What to work on:
Drop the pictures and repeat the remaining data exactly.

Provided data:
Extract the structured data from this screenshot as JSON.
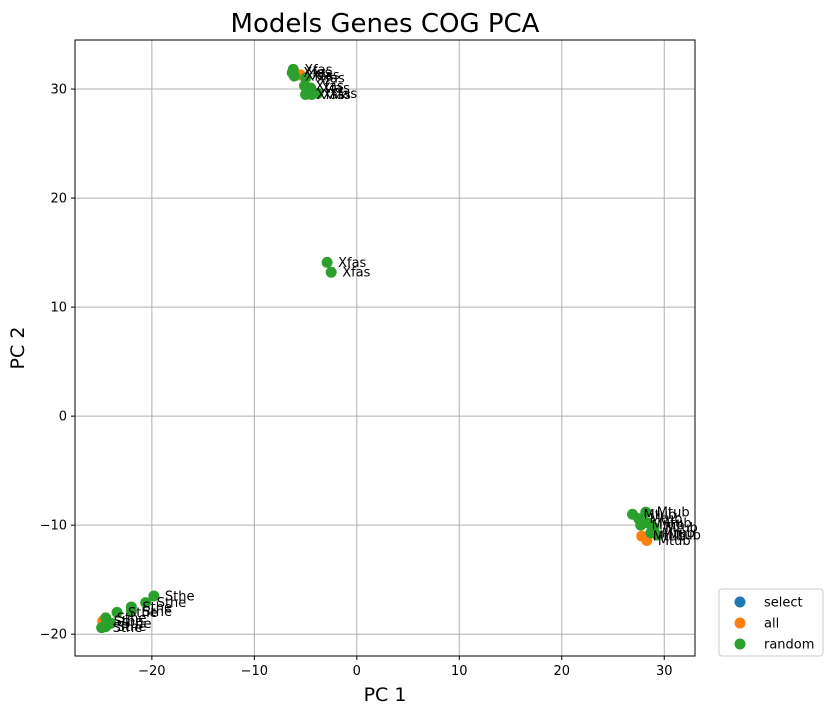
{
  "chart_data": {
    "type": "scatter",
    "title": "Models Genes COG PCA",
    "xlabel": "PC 1",
    "ylabel": "PC 2",
    "xlim": [
      -27.5,
      33
    ],
    "ylim": [
      -22,
      34.5
    ],
    "xticks": [
      -20,
      -10,
      0,
      10,
      20,
      30
    ],
    "yticks": [
      -20,
      -10,
      0,
      10,
      20,
      30
    ],
    "grid": true,
    "legend": {
      "placement": "outside-lower-right"
    },
    "series": [
      {
        "name": "select",
        "color": "#1f77b4",
        "points": []
      },
      {
        "name": "all",
        "color": "#ff7f0e",
        "points": [
          {
            "x": -5.5,
            "y": 31.3,
            "label": "Xfas"
          },
          {
            "x": -24.8,
            "y": -18.8,
            "label": "Sthe"
          },
          {
            "x": 27.8,
            "y": -11.0,
            "label": "Mtub"
          },
          {
            "x": 28.3,
            "y": -11.4,
            "label": "Mtub"
          }
        ]
      },
      {
        "name": "random",
        "color": "#2ca02c",
        "points": [
          {
            "x": -6.2,
            "y": 31.8,
            "label": "Xfas"
          },
          {
            "x": -6.3,
            "y": 31.5,
            "label": "Xfas"
          },
          {
            "x": -6.1,
            "y": 31.2,
            "label": "Xfas"
          },
          {
            "x": -5.0,
            "y": 31.0,
            "label": "Xfas"
          },
          {
            "x": -5.1,
            "y": 30.3,
            "label": "Xfas"
          },
          {
            "x": -4.5,
            "y": 30.1,
            "label": "Xfas"
          },
          {
            "x": -5.0,
            "y": 29.5,
            "label": "Xfas"
          },
          {
            "x": -4.4,
            "y": 29.5,
            "label": "Xfas"
          },
          {
            "x": -3.8,
            "y": 29.6,
            "label": "Xfas"
          },
          {
            "x": -2.9,
            "y": 14.1,
            "label": "Xfas"
          },
          {
            "x": -2.5,
            "y": 13.2,
            "label": "Xfas"
          },
          {
            "x": -19.8,
            "y": -16.5,
            "label": "Sthe"
          },
          {
            "x": -20.6,
            "y": -17.1,
            "label": "Sthe"
          },
          {
            "x": -22.0,
            "y": -17.5,
            "label": "Sthe"
          },
          {
            "x": -22.0,
            "y": -17.9,
            "label": "Sthe"
          },
          {
            "x": -23.4,
            "y": -18.0,
            "label": "Sthe"
          },
          {
            "x": -24.5,
            "y": -18.5,
            "label": "Sthe"
          },
          {
            "x": -24.0,
            "y": -19.0,
            "label": "Sthe"
          },
          {
            "x": -24.5,
            "y": -19.3,
            "label": "Sthe"
          },
          {
            "x": -24.9,
            "y": -19.4,
            "label": "Sthe"
          },
          {
            "x": 26.9,
            "y": -9.0,
            "label": "Mtub"
          },
          {
            "x": 28.2,
            "y": -8.8,
            "label": "Mtub"
          },
          {
            "x": 27.5,
            "y": -9.4,
            "label": "Mtub"
          },
          {
            "x": 27.7,
            "y": -10.0,
            "label": "Mtub"
          },
          {
            "x": 28.4,
            "y": -9.8,
            "label": "Mtub"
          },
          {
            "x": 29.0,
            "y": -10.2,
            "label": "Mtub"
          },
          {
            "x": 28.7,
            "y": -10.7,
            "label": "Mtub"
          },
          {
            "x": 29.3,
            "y": -10.9,
            "label": "Mtub"
          }
        ]
      }
    ]
  }
}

Answer to the problem:
Extract the structured data from this screenshot as JSON.
{
  "chart_data": {
    "type": "scatter",
    "title": "Models Genes COG PCA",
    "xlabel": "PC 1",
    "ylabel": "PC 2",
    "xlim": [
      -27.5,
      33
    ],
    "ylim": [
      -22,
      34.5
    ],
    "xticks": [
      -20,
      -10,
      0,
      10,
      20,
      30
    ],
    "yticks": [
      -20,
      -10,
      0,
      10,
      20,
      30
    ],
    "grid": true,
    "legend": {
      "placement": "outside-lower-right"
    },
    "series": [
      {
        "name": "select",
        "color": "#1f77b4",
        "points": []
      },
      {
        "name": "all",
        "color": "#ff7f0e",
        "points": [
          {
            "x": -5.5,
            "y": 31.3,
            "label": "Xfas"
          },
          {
            "x": -24.8,
            "y": -18.8,
            "label": "Sthe"
          },
          {
            "x": 27.8,
            "y": -11.0,
            "label": "Mtub"
          },
          {
            "x": 28.3,
            "y": -11.4,
            "label": "Mtub"
          }
        ]
      },
      {
        "name": "random",
        "color": "#2ca02c",
        "points": [
          {
            "x": -6.2,
            "y": 31.8,
            "label": "Xfas"
          },
          {
            "x": -6.3,
            "y": 31.5,
            "label": "Xfas"
          },
          {
            "x": -6.1,
            "y": 31.2,
            "label": "Xfas"
          },
          {
            "x": -5.0,
            "y": 31.0,
            "label": "Xfas"
          },
          {
            "x": -5.1,
            "y": 30.3,
            "label": "Xfas"
          },
          {
            "x": -4.5,
            "y": 30.1,
            "label": "Xfas"
          },
          {
            "x": -5.0,
            "y": 29.5,
            "label": "Xfas"
          },
          {
            "x": -4.4,
            "y": 29.5,
            "label": "Xfas"
          },
          {
            "x": -3.8,
            "y": 29.6,
            "label": "Xfas"
          },
          {
            "x": -2.9,
            "y": 14.1,
            "label": "Xfas"
          },
          {
            "x": -2.5,
            "y": 13.2,
            "label": "Xfas"
          },
          {
            "x": -19.8,
            "y": -16.5,
            "label": "Sthe"
          },
          {
            "x": -20.6,
            "y": -17.1,
            "label": "Sthe"
          },
          {
            "x": -22.0,
            "y": -17.5,
            "label": "Sthe"
          },
          {
            "x": -22.0,
            "y": -17.9,
            "label": "Sthe"
          },
          {
            "x": -23.4,
            "y": -18.0,
            "label": "Sthe"
          },
          {
            "x": -24.5,
            "y": -18.5,
            "label": "Sthe"
          },
          {
            "x": -24.0,
            "y": -19.0,
            "label": "Sthe"
          },
          {
            "x": -24.5,
            "y": -19.3,
            "label": "Sthe"
          },
          {
            "x": -24.9,
            "y": -19.4,
            "label": "Sthe"
          },
          {
            "x": 26.9,
            "y": -9.0,
            "label": "Mtub"
          },
          {
            "x": 28.2,
            "y": -8.8,
            "label": "Mtub"
          },
          {
            "x": 27.5,
            "y": -9.4,
            "label": "Mtub"
          },
          {
            "x": 27.7,
            "y": -10.0,
            "label": "Mtub"
          },
          {
            "x": 28.4,
            "y": -9.8,
            "label": "Mtub"
          },
          {
            "x": 29.0,
            "y": -10.2,
            "label": "Mtub"
          },
          {
            "x": 28.7,
            "y": -10.7,
            "label": "Mtub"
          },
          {
            "x": 29.3,
            "y": -10.9,
            "label": "Mtub"
          }
        ]
      }
    ]
  }
}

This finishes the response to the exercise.